◆ EXTRACTED DATA:
>>>>

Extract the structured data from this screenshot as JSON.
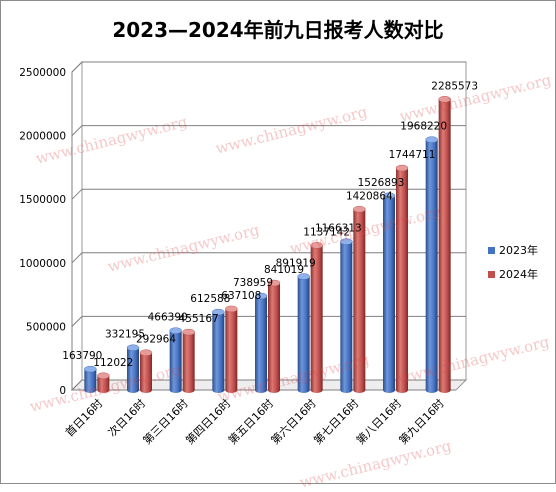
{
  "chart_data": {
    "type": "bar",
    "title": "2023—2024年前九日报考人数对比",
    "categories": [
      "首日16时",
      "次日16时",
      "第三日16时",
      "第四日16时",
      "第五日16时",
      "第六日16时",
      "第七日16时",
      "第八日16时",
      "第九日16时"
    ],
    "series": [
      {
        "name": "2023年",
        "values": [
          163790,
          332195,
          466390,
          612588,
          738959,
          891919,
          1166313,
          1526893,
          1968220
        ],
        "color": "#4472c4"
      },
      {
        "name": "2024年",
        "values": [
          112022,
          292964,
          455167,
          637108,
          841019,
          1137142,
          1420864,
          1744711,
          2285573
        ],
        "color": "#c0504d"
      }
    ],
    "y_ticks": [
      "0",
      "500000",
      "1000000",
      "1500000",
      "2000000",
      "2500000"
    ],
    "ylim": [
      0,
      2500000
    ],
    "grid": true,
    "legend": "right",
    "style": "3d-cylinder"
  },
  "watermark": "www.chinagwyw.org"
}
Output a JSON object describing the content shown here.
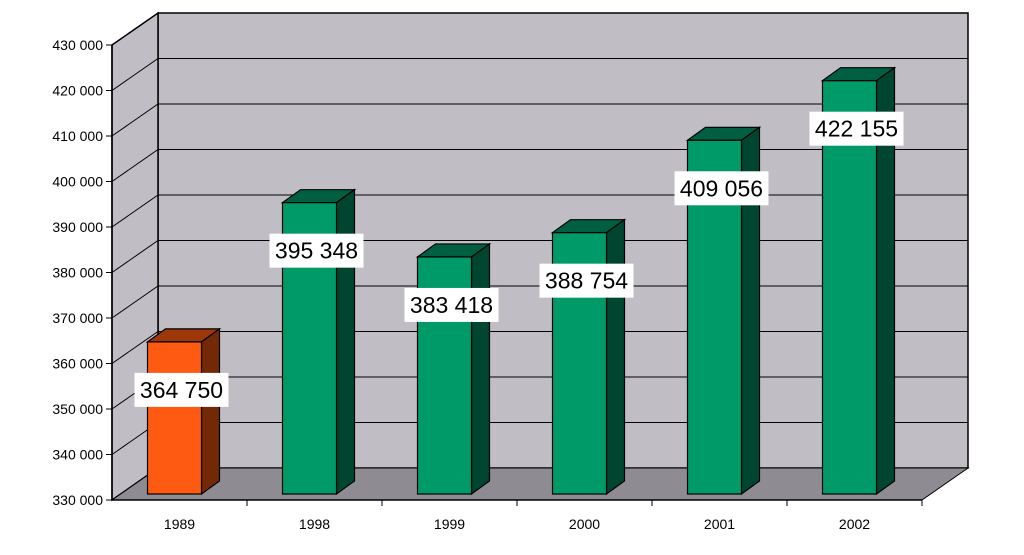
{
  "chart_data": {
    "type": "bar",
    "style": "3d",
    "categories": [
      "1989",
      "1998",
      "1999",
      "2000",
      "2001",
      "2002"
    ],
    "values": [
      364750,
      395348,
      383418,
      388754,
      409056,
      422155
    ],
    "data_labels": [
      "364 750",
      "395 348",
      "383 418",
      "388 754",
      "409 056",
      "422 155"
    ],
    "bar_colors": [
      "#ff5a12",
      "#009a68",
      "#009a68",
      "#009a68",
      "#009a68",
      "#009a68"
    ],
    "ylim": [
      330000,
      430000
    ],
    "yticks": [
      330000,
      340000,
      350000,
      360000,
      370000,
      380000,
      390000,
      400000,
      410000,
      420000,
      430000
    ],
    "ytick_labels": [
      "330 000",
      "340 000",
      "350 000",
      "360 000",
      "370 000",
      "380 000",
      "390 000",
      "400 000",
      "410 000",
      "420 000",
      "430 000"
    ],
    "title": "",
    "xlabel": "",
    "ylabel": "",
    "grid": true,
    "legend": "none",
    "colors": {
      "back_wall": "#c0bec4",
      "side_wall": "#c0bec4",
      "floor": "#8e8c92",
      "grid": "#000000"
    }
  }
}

<<<<

◆ STATED GOAL:
Give again exactly the lines from the one holding "Output a JSON" to the final line of the records, both ends included; any pictures stay out.

◆ COMPLETE OUTPUT:
Output a JSON object describing the content shown here.
{
  "chart_data": {
    "type": "bar",
    "style": "3d",
    "categories": [
      "1989",
      "1998",
      "1999",
      "2000",
      "2001",
      "2002"
    ],
    "values": [
      364750,
      395348,
      383418,
      388754,
      409056,
      422155
    ],
    "data_labels": [
      "364 750",
      "395 348",
      "383 418",
      "388 754",
      "409 056",
      "422 155"
    ],
    "bar_colors": [
      "#ff5a12",
      "#009a68",
      "#009a68",
      "#009a68",
      "#009a68",
      "#009a68"
    ],
    "ylim": [
      330000,
      430000
    ],
    "yticks": [
      330000,
      340000,
      350000,
      360000,
      370000,
      380000,
      390000,
      400000,
      410000,
      420000,
      430000
    ],
    "ytick_labels": [
      "330 000",
      "340 000",
      "350 000",
      "360 000",
      "370 000",
      "380 000",
      "390 000",
      "400 000",
      "410 000",
      "420 000",
      "430 000"
    ],
    "title": "",
    "xlabel": "",
    "ylabel": "",
    "grid": true,
    "legend": "none",
    "colors": {
      "back_wall": "#c0bec4",
      "side_wall": "#c0bec4",
      "floor": "#8e8c92",
      "grid": "#000000"
    }
  }
}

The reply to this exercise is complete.